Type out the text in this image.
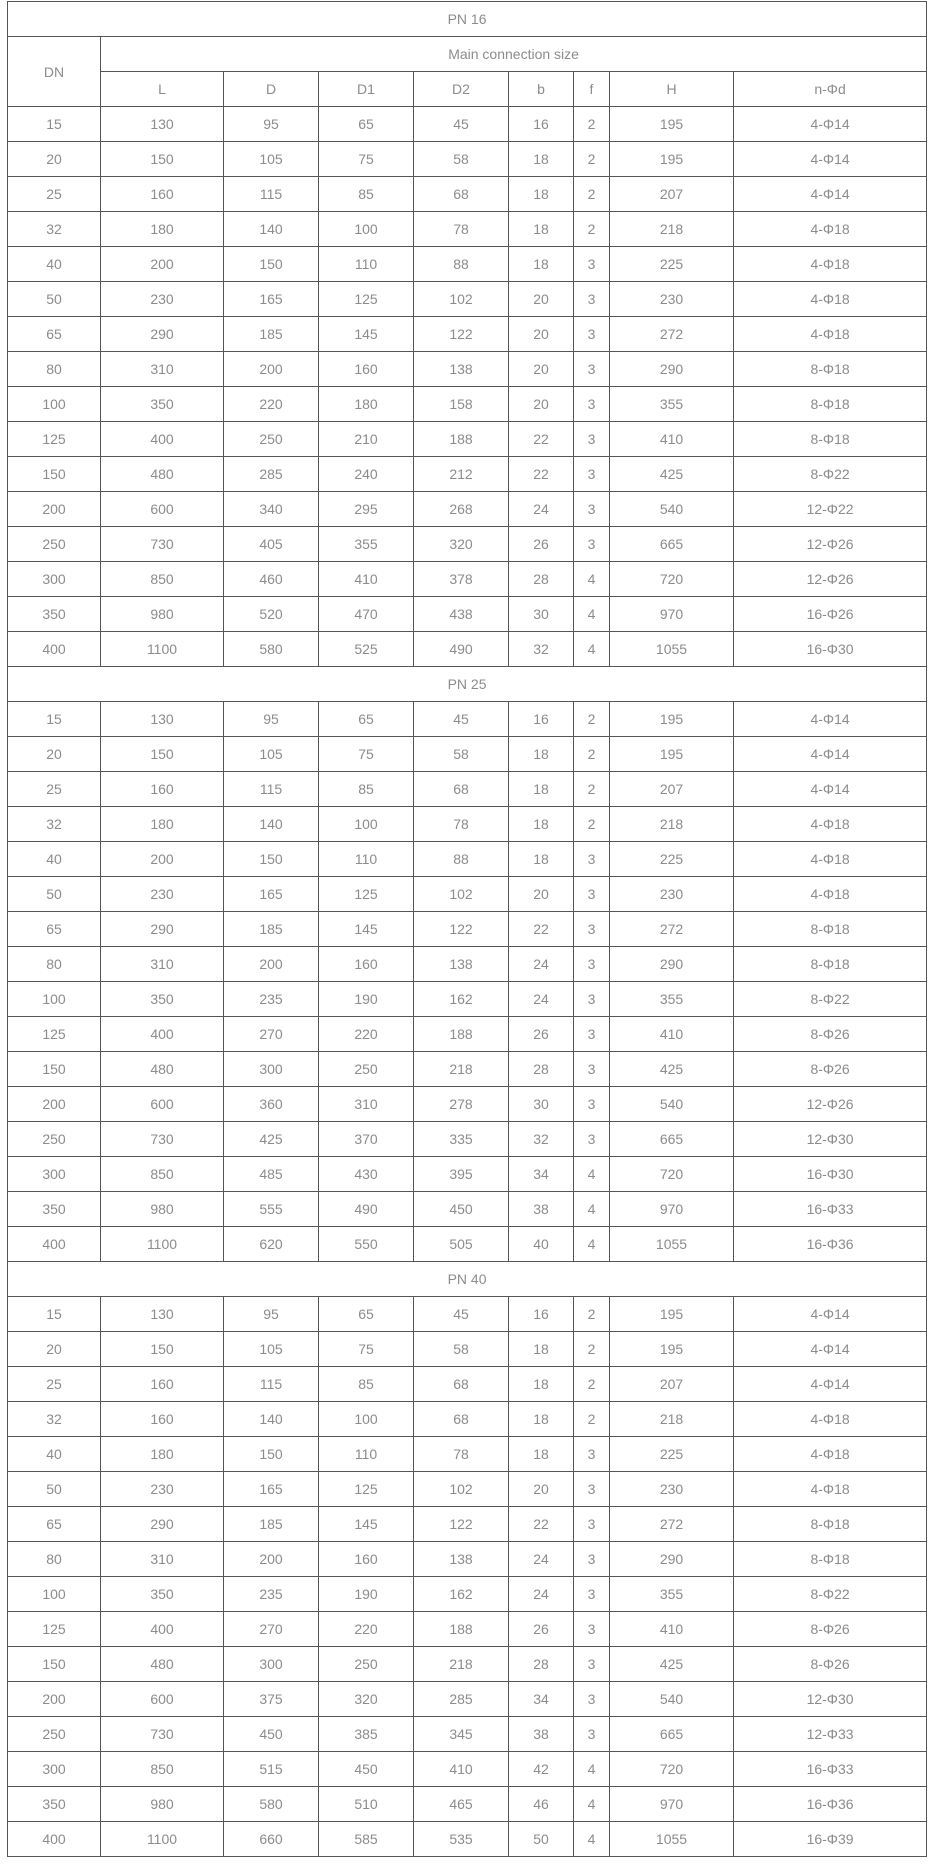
PN 16								
DN	Main connection size							
	L	D	D1	D2	b	f	H	n-Φd
15	130	95	65	45	16	2	195	4-Φ14
20	150	105	75	58	18	2	195	4-Φ14
25	160	115	85	68	18	2	207	4-Φ14
32	180	140	100	78	18	2	218	4-Φ18
40	200	150	110	88	18	3	225	4-Φ18
50	230	165	125	102	20	3	230	4-Φ18
65	290	185	145	122	20	3	272	4-Φ18
80	310	200	160	138	20	3	290	8-Φ18
100	350	220	180	158	20	3	355	8-Φ18
125	400	250	210	188	22	3	410	8-Φ18
150	480	285	240	212	22	3	425	8-Φ22
200	600	340	295	268	24	3	540	12-Φ22
250	730	405	355	320	26	3	665	12-Φ26
300	850	460	410	378	28	4	720	12-Φ26
350	980	520	470	438	30	4	970	16-Φ26
400	1100	580	525	490	32	4	1055	16-Φ30
PN 25								
15	130	95	65	45	16	2	195	4-Φ14
20	150	105	75	58	18	2	195	4-Φ14
25	160	115	85	68	18	2	207	4-Φ14
32	180	140	100	78	18	2	218	4-Φ18
40	200	150	110	88	18	3	225	4-Φ18
50	230	165	125	102	20	3	230	4-Φ18
65	290	185	145	122	22	3	272	8-Φ18
80	310	200	160	138	24	3	290	8-Φ18
100	350	235	190	162	24	3	355	8-Φ22
125	400	270	220	188	26	3	410	8-Φ26
150	480	300	250	218	28	3	425	8-Φ26
200	600	360	310	278	30	3	540	12-Φ26
250	730	425	370	335	32	3	665	12-Φ30
300	850	485	430	395	34	4	720	16-Φ30
350	980	555	490	450	38	4	970	16-Φ33
400	1100	620	550	505	40	4	1055	16-Φ36
PN 40								
15	130	95	65	45	16	2	195	4-Φ14
20	150	105	75	58	18	2	195	4-Φ14
25	160	115	85	68	18	2	207	4-Φ14
32	160	140	100	68	18	2	218	4-Φ18
40	180	150	110	78	18	3	225	4-Φ18
50	230	165	125	102	20	3	230	4-Φ18
65	290	185	145	122	22	3	272	8-Φ18
80	310	200	160	138	24	3	290	8-Φ18
100	350	235	190	162	24	3	355	8-Φ22
125	400	270	220	188	26	3	410	8-Φ26
150	480	300	250	218	28	3	425	8-Φ26
200	600	375	320	285	34	3	540	12-Φ30
250	730	450	385	345	38	3	665	12-Φ33
300	850	515	450	410	42	4	720	16-Φ33
350	980	580	510	465	46	4	970	16-Φ36
400	1100	660	585	535	50	4	1055	16-Φ39
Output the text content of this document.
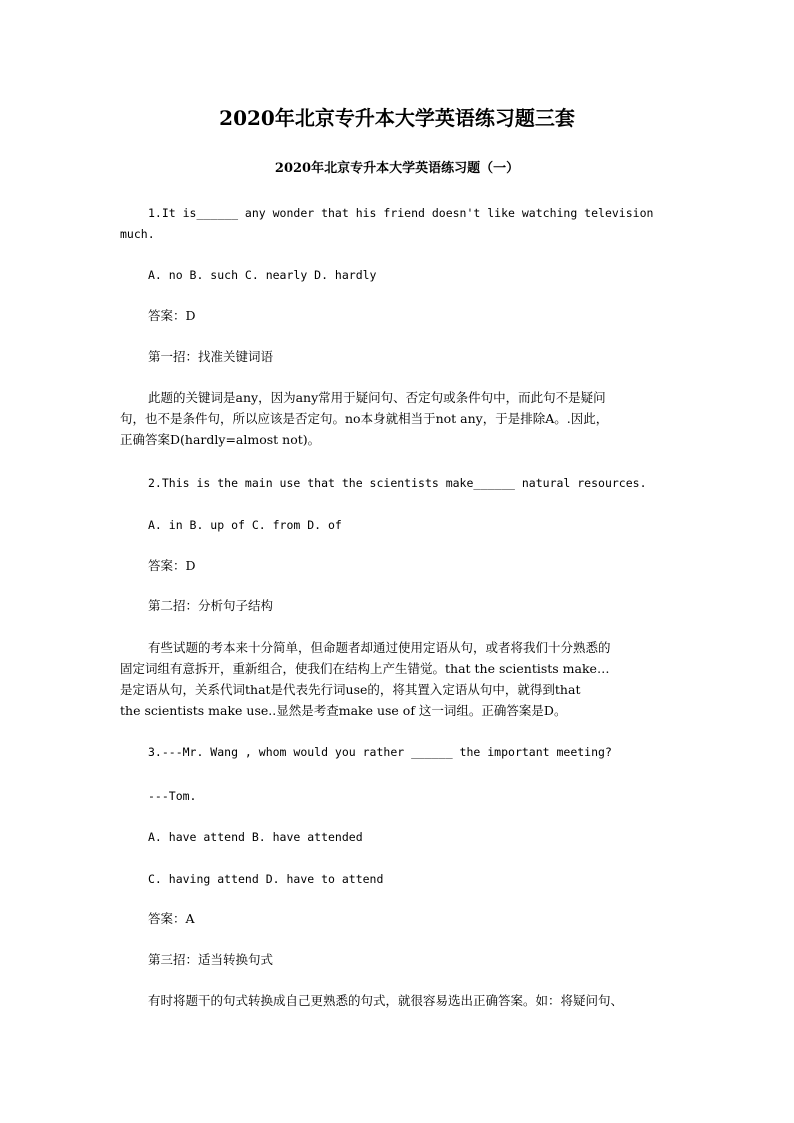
2020年北京专升本大学英语练习题三套
2020年北京专升本大学英语练习题（一）
1.It is______ any wonder that his friend doesn't like watching television
much.
A. no B. such C. nearly D. hardly
答案：D
第一招：找准关键词语
此题的关键词是any，因为any常用于疑问句、否定句或条件句中，而此句不是疑问
句，也不是条件句，所以应该是否定句。no本身就相当于not any，于是排除A。.因此，
正确答案D(hardly=almost not)。
2.This is the main use that the scientists make______ natural resources.
A. in B. up of C. from D. of
答案：D
第二招：分析句子结构
有些试题的考本来十分简单，但命题者却通过使用定语从句，或者将我们十分熟悉的
固定词组有意拆开，重新组合，使我们在结构上产生错觉。that the scientists make…
是定语从句，关系代词that是代表先行词use的，将其置入定语从句中，就得到that
the scientists make use..显然是考查make use of 这一词组。正确答案是D。
3.---Mr. Wang , whom would you rather ______ the important meeting?
---Tom.
A. have attend B. have attended
C. having attend D. have to attend
答案：A
第三招：适当转换句式
有时将题干的句式转换成自己更熟悉的句式，就很容易选出正确答案。如：将疑问句、
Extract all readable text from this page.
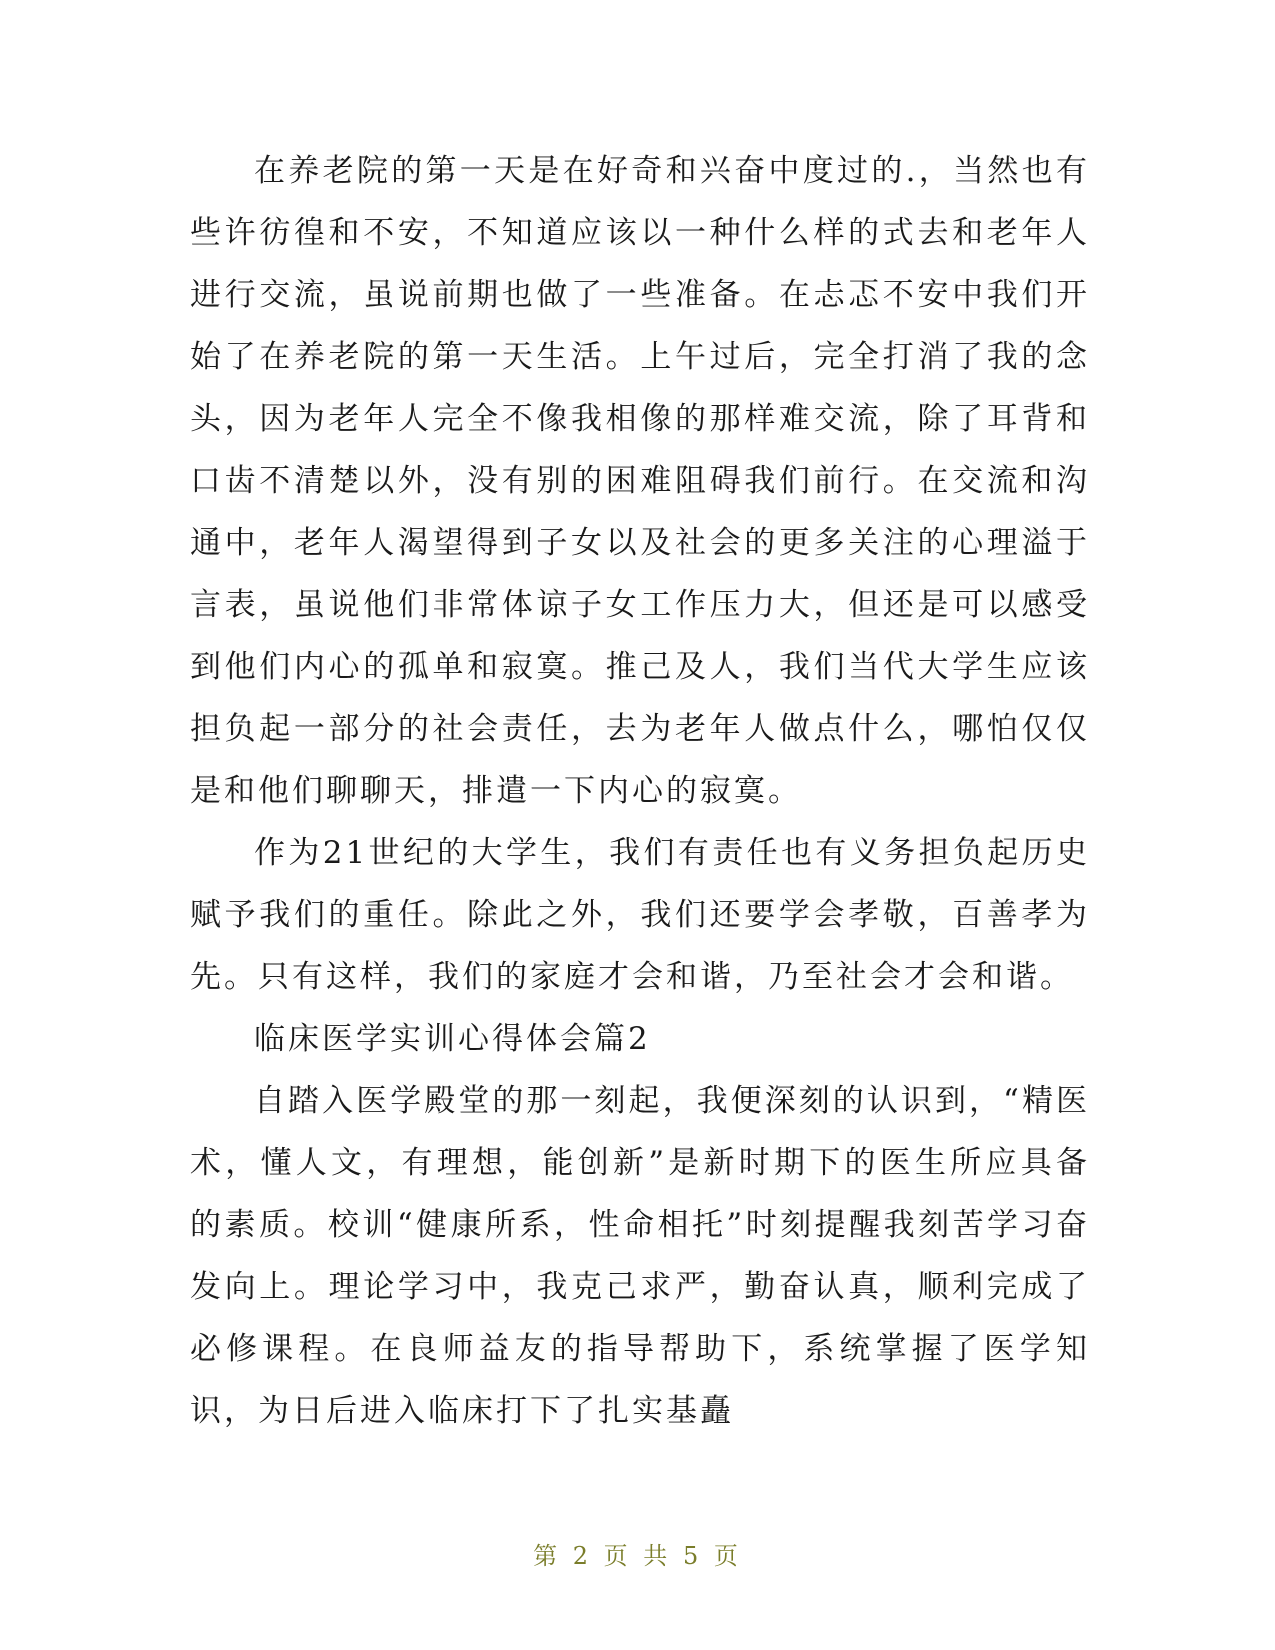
在养老院的第一天是在好奇和兴奋中度过的.，当然也有些许彷徨和不安，不知道应该以一种什么样的式去和老年人进行交流，虽说前期也做了一些准备。在忐忑不安中我们开始了在养老院的第一天生活。上午过后，完全打消了我的念头，因为老年人完全不像我相像的那样难交流，除了耳背和口齿不清楚以外，没有别的困难阻碍我们前行。在交流和沟通中，老年人渴望得到子女以及社会的更多关注的心理溢于言表，虽说他们非常体谅子女工作压力大，但还是可以感受到他们内心的孤单和寂寞。推己及人，我们当代大学生应该担负起一部分的社会责任，去为老年人做点什么，哪怕仅仅是和他们聊聊天，排遣一下内心的寂寞。

作为21世纪的大学生，我们有责任也有义务担负起历史赋予我们的重任。除此之外，我们还要学会孝敬，百善孝为先。只有这样，我们的家庭才会和谐，乃至社会才会和谐。

临床医学实训心得体会篇2

自踏入医学殿堂的那一刻起，我便深刻的认识到，“精医术，懂人文，有理想，能创新”是新时期下的医生所应具备的素质。校训“健康所系，性命相托”时刻提醒我刻苦学习奋发向上。理论学习中，我克己求严，勤奋认真，顺利完成了必修课程。在良师益友的指导帮助下，系统掌握了医学知识，为日后进入临床打下了扎实基矗

第 2 页 共 5 页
++++++++++
*GIVEN INSTRUCTION*: Omitting all images, print the listing exactly.

*ANSWER TO THE EXERCISE*:
Type out the text in this image.
PN 16								
DN	Main connection size							
	L	D	D1	D2	b	f	H	n-Φd
15	130	95	65	45	16	2	195	4-Φ14
20	150	105	75	58	18	2	195	4-Φ14
25	160	115	85	68	18	2	207	4-Φ14
32	180	140	100	78	18	2	218	4-Φ18
40	200	150	110	88	18	3	225	4-Φ18
50	230	165	125	102	20	3	230	4-Φ18
65	290	185	145	122	20	3	272	4-Φ18
80	310	200	160	138	20	3	290	8-Φ18
100	350	220	180	158	20	3	355	8-Φ18
125	400	250	210	188	22	3	410	8-Φ18
150	480	285	240	212	22	3	425	8-Φ22
200	600	340	295	268	24	3	540	12-Φ22
250	730	405	355	320	26	3	665	12-Φ26
300	850	460	410	378	28	4	720	12-Φ26
350	980	520	470	438	30	4	970	16-Φ26
400	1100	580	525	490	32	4	1055	16-Φ30
PN 25								
15	130	95	65	45	16	2	195	4-Φ14
20	150	105	75	58	18	2	195	4-Φ14
25	160	115	85	68	18	2	207	4-Φ14
32	180	140	100	78	18	2	218	4-Φ18
40	200	150	110	88	18	3	225	4-Φ18
50	230	165	125	102	20	3	230	4-Φ18
65	290	185	145	122	22	3	272	8-Φ18
80	310	200	160	138	24	3	290	8-Φ18
100	350	235	190	162	24	3	355	8-Φ22
125	400	270	220	188	26	3	410	8-Φ26
150	480	300	250	218	28	3	425	8-Φ26
200	600	360	310	278	30	3	540	12-Φ26
250	730	425	370	335	32	3	665	12-Φ30
300	850	485	430	395	34	4	720	16-Φ30
350	980	555	490	450	38	4	970	16-Φ33
400	1100	620	550	505	40	4	1055	16-Φ36
PN 40								
15	130	95	65	45	16	2	195	4-Φ14
20	150	105	75	58	18	2	195	4-Φ14
25	160	115	85	68	18	2	207	4-Φ14
32	160	140	100	68	18	2	218	4-Φ18
40	180	150	110	78	18	3	225	4-Φ18
50	230	165	125	102	20	3	230	4-Φ18
65	290	185	145	122	22	3	272	8-Φ18
80	310	200	160	138	24	3	290	8-Φ18
100	350	235	190	162	24	3	355	8-Φ22
125	400	270	220	188	26	3	410	8-Φ26
150	480	300	250	218	28	3	425	8-Φ26
200	600	375	320	285	34	3	540	12-Φ30
250	730	450	385	345	38	3	665	12-Φ33
300	850	515	450	410	42	4	720	16-Φ33
350	980	580	510	465	46	4	970	16-Φ36
400	1100	660	585	535	50	4	1055	16-Φ39
Output the text content of this document.
2020年北京专升本大学英语练习题三套
2020年北京专升本大学英语练习题（一）
1.It is______ any wonder that his friend doesn't like watching television
much.
A. no B. such C. nearly D. hardly
答案：D
第一招：找准关键词语
此题的关键词是any，因为any常用于疑问句、否定句或条件句中，而此句不是疑问
句，也不是条件句，所以应该是否定句。no本身就相当于not any，于是排除A。.因此，
正确答案D(hardly=almost not)。
2.This is the main use that the scientists make______ natural resources.
A. in B. up of C. from D. of
答案：D
第二招：分析句子结构
有些试题的考本来十分简单，但命题者却通过使用定语从句，或者将我们十分熟悉的
固定词组有意拆开，重新组合，使我们在结构上产生错觉。that the scientists make…
是定语从句，关系代词that是代表先行词use的，将其置入定语从句中，就得到that
the scientists make use..显然是考查make use of 这一词组。正确答案是D。
3.---Mr. Wang , whom would you rather ______ the important meeting?
---Tom.
A. have attend B. have attended
C. having attend D. have to attend
答案：A
第三招：适当转换句式
有时将题干的句式转换成自己更熟悉的句式，就很容易选出正确答案。如：将疑问句、
Extract all readable text from this page.
在养老院的第一天是在好奇和兴奋中度过的.，当然也有些许彷徨和不安，不知道应该以一种什么样的式去和老年人进行交流，虽说前期也做了一些准备。在忐忑不安中我们开始了在养老院的第一天生活。上午过后，完全打消了我的念头，因为老年人完全不像我相像的那样难交流，除了耳背和口齿不清楚以外，没有别的困难阻碍我们前行。在交流和沟通中，老年人渴望得到子女以及社会的更多关注的心理溢于言表，虽说他们非常体谅子女工作压力大，但还是可以感受到他们内心的孤单和寂寞。推己及人，我们当代大学生应该担负起一部分的社会责任，去为老年人做点什么，哪怕仅仅是和他们聊聊天，排遣一下内心的寂寞。

作为21世纪的大学生，我们有责任也有义务担负起历史赋予我们的重任。除此之外，我们还要学会孝敬，百善孝为先。只有这样，我们的家庭才会和谐，乃至社会才会和谐。

临床医学实训心得体会篇2

自踏入医学殿堂的那一刻起，我便深刻的认识到，“精医术，懂人文，有理想，能创新”是新时期下的医生所应具备的素质。校训“健康所系，性命相托”时刻提醒我刻苦学习奋发向上。理论学习中，我克己求严，勤奋认真，顺利完成了必修课程。在良师益友的指导帮助下，系统掌握了医学知识，为日后进入临床打下了扎实基矗

第 2 页 共 5 页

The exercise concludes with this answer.